Short exercise
Gather from the listing below each line that includes the word "left", and copy it.

Records supplied

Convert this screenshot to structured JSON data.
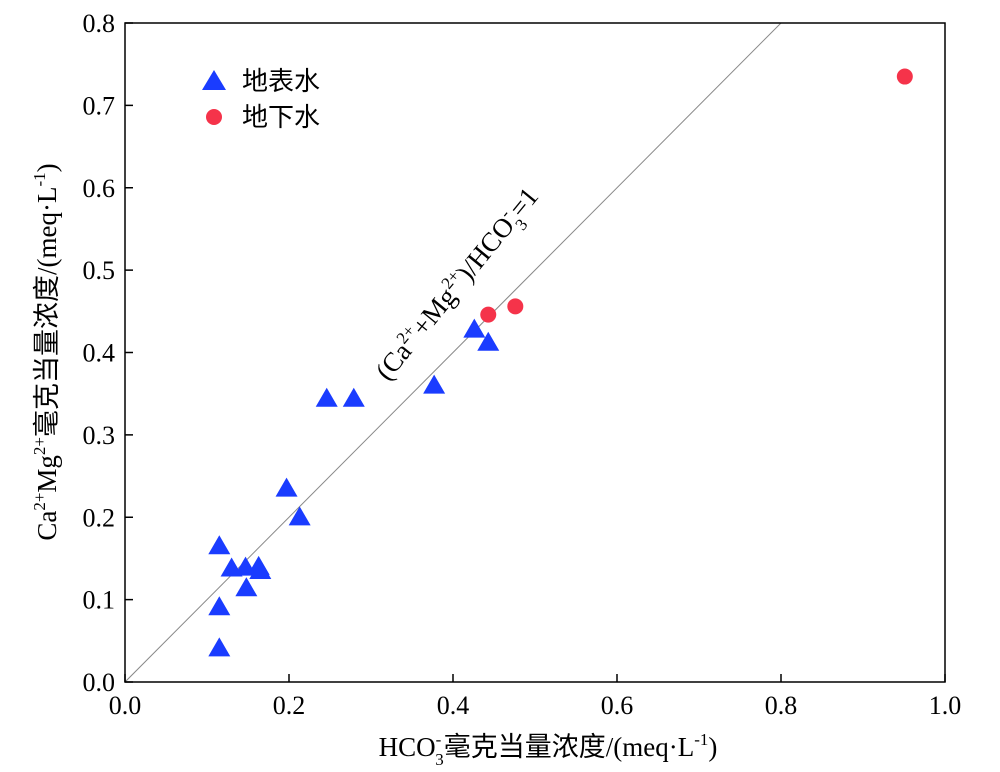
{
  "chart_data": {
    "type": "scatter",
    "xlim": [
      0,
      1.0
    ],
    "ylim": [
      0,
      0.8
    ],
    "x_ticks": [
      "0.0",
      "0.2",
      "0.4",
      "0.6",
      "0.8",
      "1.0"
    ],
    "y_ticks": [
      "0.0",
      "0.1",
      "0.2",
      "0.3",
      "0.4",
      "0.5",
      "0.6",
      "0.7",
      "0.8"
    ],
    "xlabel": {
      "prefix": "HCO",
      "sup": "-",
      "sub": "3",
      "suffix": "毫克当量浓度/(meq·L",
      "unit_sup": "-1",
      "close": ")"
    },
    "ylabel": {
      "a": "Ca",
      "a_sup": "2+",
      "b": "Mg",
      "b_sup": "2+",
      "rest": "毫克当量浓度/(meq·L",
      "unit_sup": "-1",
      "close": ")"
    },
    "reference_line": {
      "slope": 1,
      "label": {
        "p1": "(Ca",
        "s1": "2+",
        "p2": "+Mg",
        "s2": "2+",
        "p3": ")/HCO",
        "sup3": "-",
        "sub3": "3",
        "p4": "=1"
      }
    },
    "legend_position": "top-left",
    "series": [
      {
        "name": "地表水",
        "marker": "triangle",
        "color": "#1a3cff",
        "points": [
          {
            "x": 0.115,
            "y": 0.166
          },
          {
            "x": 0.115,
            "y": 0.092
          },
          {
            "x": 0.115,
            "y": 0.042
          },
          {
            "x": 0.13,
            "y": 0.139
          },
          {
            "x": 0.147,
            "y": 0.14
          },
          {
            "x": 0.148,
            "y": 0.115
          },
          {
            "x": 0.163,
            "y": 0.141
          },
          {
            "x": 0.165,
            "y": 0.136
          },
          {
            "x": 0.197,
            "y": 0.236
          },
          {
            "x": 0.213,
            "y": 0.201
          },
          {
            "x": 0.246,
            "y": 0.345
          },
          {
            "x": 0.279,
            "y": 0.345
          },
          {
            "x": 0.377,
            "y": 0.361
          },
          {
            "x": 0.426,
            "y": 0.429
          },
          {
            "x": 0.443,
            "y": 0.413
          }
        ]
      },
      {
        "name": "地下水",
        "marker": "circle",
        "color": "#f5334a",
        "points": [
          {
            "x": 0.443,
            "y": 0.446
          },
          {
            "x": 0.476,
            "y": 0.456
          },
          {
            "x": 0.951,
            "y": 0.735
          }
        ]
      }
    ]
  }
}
---
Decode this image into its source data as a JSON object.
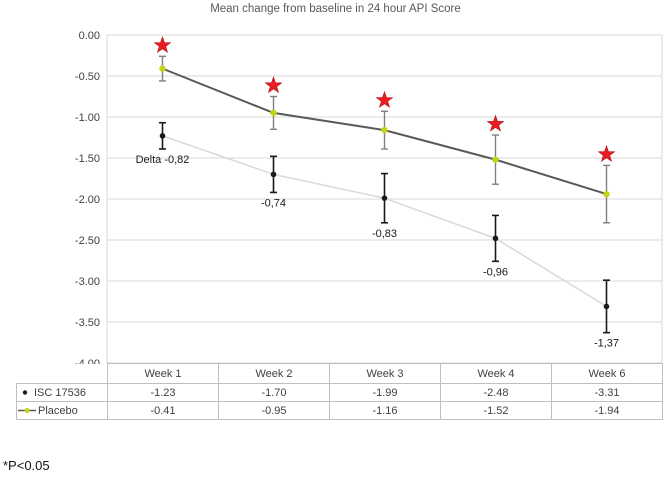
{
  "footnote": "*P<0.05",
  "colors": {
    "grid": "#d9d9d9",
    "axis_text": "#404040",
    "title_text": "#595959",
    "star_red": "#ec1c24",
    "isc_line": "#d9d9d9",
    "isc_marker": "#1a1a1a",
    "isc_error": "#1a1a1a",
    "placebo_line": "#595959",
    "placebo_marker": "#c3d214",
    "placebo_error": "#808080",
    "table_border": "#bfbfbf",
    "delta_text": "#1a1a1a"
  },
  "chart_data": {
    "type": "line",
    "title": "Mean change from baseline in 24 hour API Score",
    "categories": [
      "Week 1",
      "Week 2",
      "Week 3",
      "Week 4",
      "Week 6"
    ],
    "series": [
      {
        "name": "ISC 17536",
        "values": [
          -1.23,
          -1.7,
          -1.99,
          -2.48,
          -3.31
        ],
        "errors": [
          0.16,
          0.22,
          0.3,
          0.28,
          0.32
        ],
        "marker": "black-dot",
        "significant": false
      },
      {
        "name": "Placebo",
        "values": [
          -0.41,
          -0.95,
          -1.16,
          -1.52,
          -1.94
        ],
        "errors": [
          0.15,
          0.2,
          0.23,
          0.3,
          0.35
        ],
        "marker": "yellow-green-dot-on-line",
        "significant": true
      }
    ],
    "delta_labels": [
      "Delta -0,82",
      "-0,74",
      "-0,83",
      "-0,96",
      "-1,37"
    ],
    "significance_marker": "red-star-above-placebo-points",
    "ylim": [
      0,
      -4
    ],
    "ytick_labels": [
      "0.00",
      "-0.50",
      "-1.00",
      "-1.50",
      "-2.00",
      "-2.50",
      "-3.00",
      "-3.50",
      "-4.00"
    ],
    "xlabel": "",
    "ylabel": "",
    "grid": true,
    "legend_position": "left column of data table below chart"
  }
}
==
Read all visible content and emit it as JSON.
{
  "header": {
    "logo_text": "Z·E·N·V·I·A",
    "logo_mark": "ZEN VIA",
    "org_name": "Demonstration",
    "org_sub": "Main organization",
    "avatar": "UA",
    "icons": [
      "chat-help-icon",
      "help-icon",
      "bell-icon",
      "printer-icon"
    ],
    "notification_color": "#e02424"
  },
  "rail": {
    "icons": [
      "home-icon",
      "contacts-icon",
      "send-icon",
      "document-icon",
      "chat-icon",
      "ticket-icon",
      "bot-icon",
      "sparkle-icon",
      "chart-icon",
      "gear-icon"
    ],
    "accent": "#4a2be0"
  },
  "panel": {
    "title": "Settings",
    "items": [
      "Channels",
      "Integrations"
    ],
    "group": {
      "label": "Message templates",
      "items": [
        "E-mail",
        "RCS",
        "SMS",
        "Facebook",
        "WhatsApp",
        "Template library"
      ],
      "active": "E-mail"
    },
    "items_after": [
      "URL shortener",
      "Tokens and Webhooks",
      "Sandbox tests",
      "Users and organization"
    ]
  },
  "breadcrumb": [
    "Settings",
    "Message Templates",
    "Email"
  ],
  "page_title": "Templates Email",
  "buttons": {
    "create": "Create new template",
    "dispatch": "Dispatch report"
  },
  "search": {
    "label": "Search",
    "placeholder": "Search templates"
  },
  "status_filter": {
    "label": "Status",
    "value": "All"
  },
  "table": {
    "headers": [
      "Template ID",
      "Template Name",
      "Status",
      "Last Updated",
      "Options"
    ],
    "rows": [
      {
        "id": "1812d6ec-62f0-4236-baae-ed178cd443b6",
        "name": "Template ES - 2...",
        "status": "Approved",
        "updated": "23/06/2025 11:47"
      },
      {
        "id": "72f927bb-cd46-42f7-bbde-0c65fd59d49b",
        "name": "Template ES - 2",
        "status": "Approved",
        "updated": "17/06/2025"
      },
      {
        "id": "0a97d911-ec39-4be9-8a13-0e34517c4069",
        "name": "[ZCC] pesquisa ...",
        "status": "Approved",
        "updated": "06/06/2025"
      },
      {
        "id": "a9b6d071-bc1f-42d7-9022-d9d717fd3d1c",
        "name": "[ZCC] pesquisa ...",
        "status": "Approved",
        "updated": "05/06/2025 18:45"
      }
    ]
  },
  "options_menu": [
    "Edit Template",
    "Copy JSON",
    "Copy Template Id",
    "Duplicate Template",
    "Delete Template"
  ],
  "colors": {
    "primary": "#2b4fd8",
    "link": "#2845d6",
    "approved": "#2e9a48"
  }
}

Response to the task
    "legend_position": "top-left",
    "legend_position": "left column of data table below chart"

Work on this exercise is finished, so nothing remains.